> Problem description
Using the data beneath, show every line that includes the word "follows".

───── Provided data

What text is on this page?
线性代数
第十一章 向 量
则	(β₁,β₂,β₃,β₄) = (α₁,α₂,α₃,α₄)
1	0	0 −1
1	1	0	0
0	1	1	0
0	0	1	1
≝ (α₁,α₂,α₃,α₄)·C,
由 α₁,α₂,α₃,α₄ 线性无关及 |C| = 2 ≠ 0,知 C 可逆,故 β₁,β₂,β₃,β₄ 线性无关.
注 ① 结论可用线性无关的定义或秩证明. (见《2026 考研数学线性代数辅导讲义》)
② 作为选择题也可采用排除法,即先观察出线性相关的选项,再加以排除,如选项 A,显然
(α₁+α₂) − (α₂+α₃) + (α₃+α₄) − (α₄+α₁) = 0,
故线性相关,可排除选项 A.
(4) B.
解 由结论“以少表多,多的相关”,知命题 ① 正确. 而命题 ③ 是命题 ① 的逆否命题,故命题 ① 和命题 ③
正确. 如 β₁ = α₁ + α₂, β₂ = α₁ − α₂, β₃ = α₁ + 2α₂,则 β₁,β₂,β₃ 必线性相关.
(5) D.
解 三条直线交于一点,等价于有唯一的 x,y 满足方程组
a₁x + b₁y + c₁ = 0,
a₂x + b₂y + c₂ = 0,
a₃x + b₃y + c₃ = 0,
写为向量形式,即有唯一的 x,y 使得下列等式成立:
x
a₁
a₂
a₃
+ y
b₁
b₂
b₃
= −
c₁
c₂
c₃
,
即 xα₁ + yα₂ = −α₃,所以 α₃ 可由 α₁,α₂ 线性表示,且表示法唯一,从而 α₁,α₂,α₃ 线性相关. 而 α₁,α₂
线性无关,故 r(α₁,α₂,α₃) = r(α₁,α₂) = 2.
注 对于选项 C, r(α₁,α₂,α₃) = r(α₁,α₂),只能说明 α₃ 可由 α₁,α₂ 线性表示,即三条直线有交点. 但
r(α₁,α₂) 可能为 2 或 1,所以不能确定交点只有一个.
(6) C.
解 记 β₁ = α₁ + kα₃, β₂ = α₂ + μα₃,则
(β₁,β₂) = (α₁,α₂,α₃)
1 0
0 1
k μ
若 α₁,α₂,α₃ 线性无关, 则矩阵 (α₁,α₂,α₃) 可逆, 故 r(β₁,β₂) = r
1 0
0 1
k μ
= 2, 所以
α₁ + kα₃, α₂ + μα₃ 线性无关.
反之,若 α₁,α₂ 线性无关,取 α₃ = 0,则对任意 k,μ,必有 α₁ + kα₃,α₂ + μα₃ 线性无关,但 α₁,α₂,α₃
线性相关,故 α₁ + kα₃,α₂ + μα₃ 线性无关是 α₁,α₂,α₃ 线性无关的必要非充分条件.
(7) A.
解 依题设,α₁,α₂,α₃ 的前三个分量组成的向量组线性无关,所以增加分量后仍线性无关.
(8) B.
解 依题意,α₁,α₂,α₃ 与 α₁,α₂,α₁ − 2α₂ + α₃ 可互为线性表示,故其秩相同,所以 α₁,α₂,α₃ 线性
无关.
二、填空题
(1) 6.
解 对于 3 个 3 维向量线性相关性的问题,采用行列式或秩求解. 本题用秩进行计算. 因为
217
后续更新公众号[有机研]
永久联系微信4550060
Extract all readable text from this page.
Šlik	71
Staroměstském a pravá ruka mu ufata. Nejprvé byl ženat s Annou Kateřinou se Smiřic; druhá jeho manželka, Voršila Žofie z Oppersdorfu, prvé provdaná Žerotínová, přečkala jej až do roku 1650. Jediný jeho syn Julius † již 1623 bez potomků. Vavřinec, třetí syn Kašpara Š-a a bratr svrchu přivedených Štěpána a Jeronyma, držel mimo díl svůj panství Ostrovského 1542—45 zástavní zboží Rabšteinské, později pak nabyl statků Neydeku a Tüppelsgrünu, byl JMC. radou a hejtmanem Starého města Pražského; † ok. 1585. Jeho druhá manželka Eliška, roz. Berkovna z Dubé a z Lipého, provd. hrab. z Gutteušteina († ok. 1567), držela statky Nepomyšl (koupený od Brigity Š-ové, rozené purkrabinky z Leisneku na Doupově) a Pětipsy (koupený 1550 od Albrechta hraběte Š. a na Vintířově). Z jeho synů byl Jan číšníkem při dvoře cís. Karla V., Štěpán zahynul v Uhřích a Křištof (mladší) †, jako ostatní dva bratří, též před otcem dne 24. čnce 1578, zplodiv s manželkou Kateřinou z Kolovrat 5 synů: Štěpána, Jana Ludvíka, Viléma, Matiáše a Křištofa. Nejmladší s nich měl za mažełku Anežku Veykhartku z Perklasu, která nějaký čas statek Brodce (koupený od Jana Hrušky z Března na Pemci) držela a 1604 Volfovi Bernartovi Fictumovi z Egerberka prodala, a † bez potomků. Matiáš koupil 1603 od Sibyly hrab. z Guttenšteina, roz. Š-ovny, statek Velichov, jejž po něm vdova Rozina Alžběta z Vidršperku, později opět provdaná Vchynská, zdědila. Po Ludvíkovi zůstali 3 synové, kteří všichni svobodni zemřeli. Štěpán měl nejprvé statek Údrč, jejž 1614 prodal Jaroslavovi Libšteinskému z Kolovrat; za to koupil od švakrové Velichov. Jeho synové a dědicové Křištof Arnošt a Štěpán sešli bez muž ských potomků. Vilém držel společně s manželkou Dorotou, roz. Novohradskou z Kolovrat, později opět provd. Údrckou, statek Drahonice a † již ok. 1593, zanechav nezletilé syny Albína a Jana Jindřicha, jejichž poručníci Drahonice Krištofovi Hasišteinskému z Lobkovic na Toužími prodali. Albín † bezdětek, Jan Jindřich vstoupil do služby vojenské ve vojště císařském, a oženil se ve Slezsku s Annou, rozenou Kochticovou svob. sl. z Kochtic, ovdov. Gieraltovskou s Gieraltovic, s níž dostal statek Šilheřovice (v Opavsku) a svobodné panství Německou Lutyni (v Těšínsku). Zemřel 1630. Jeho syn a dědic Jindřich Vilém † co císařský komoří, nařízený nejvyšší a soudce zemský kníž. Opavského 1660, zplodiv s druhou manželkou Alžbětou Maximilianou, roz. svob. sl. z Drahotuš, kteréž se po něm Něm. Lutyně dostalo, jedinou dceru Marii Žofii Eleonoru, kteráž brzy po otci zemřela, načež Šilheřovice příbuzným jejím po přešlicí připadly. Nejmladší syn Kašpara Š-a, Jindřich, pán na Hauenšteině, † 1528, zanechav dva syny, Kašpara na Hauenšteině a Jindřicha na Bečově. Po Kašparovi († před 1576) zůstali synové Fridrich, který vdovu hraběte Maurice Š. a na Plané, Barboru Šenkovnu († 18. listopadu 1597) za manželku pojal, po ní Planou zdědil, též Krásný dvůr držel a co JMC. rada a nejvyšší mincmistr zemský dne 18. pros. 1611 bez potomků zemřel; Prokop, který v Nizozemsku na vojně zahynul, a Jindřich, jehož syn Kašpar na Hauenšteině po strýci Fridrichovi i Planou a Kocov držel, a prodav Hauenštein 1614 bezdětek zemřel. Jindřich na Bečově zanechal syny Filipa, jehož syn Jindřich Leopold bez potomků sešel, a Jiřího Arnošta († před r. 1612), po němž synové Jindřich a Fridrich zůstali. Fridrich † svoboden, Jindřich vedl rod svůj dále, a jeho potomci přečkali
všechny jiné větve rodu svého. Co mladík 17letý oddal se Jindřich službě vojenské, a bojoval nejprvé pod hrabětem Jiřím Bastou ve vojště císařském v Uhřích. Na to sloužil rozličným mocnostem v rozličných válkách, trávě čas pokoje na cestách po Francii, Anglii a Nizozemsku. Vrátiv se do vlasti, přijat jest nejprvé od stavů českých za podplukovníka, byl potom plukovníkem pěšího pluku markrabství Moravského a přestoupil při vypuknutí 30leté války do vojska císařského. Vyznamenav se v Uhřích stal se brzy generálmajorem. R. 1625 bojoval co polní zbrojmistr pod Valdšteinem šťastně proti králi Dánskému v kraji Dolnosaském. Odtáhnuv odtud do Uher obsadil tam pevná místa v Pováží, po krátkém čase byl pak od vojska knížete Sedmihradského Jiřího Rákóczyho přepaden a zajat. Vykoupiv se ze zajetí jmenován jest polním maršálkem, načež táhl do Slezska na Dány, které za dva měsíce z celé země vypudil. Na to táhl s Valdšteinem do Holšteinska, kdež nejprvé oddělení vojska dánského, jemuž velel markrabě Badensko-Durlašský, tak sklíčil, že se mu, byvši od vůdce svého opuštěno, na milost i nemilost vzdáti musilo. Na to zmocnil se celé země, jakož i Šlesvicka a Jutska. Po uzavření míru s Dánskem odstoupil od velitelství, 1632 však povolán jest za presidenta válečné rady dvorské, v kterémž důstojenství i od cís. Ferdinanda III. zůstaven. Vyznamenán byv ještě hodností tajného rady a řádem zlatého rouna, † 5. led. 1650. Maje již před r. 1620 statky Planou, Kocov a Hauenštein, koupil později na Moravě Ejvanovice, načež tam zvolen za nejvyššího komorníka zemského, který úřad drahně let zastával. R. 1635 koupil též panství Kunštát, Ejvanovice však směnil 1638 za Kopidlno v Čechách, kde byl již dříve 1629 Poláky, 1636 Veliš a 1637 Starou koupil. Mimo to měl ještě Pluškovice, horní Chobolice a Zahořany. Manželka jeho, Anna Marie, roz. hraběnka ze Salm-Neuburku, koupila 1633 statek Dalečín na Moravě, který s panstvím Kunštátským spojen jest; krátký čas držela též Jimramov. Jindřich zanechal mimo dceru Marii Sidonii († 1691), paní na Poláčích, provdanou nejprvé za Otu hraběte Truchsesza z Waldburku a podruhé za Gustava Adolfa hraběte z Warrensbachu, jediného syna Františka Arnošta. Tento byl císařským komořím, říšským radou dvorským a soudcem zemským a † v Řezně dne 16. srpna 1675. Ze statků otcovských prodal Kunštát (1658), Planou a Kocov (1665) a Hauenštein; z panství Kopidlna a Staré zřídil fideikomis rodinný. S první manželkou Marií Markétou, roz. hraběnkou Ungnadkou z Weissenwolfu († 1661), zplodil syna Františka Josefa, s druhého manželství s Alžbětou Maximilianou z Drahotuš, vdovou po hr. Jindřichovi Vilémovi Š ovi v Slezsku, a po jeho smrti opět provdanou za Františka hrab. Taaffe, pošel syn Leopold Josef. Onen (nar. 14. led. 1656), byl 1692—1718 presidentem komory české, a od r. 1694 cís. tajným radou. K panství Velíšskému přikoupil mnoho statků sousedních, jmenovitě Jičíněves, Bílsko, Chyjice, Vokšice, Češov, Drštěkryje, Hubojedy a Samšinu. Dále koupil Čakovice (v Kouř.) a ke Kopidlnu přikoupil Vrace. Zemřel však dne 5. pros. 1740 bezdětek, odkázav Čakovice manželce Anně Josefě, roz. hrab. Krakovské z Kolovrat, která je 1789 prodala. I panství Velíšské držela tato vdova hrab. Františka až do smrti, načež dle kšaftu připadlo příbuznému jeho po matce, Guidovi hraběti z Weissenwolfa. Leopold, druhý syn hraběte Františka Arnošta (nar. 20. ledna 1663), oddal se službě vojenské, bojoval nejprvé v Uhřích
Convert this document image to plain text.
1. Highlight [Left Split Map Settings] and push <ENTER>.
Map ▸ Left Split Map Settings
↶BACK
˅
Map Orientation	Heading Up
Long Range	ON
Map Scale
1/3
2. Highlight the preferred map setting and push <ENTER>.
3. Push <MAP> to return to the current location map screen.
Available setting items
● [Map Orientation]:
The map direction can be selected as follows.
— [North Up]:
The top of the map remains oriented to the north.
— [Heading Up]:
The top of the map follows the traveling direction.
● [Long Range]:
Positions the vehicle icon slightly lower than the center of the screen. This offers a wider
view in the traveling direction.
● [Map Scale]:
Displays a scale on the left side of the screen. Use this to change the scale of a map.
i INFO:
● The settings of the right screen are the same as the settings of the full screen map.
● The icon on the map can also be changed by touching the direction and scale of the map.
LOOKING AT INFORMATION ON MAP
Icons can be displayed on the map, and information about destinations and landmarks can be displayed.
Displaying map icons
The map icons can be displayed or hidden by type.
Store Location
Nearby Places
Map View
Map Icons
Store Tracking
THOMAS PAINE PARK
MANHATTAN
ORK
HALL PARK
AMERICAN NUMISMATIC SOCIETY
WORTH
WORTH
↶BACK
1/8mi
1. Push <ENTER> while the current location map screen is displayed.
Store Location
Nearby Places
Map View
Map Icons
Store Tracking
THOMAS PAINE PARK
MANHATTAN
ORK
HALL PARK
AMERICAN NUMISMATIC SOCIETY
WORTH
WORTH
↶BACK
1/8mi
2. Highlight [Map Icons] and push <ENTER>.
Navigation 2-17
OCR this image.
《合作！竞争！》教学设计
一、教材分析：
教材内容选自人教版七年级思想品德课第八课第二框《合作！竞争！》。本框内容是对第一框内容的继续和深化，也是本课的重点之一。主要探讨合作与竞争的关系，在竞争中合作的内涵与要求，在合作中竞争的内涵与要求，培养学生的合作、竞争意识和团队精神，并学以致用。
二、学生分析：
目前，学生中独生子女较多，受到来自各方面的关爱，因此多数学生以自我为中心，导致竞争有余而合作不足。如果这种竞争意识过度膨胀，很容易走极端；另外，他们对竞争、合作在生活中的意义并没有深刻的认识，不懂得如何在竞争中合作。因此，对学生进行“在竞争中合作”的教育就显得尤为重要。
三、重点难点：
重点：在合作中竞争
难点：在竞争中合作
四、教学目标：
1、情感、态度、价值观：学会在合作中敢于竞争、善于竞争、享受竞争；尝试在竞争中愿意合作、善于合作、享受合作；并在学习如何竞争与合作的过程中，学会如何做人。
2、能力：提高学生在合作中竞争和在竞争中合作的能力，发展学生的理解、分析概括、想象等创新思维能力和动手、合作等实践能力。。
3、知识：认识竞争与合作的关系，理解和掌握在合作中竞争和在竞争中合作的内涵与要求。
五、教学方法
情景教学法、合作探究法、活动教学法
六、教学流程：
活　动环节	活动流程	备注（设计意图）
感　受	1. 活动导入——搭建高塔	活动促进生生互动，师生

──────────

> Result of the exercise
The map direction can be selected as follows.
The top of the map follows the traveling direction.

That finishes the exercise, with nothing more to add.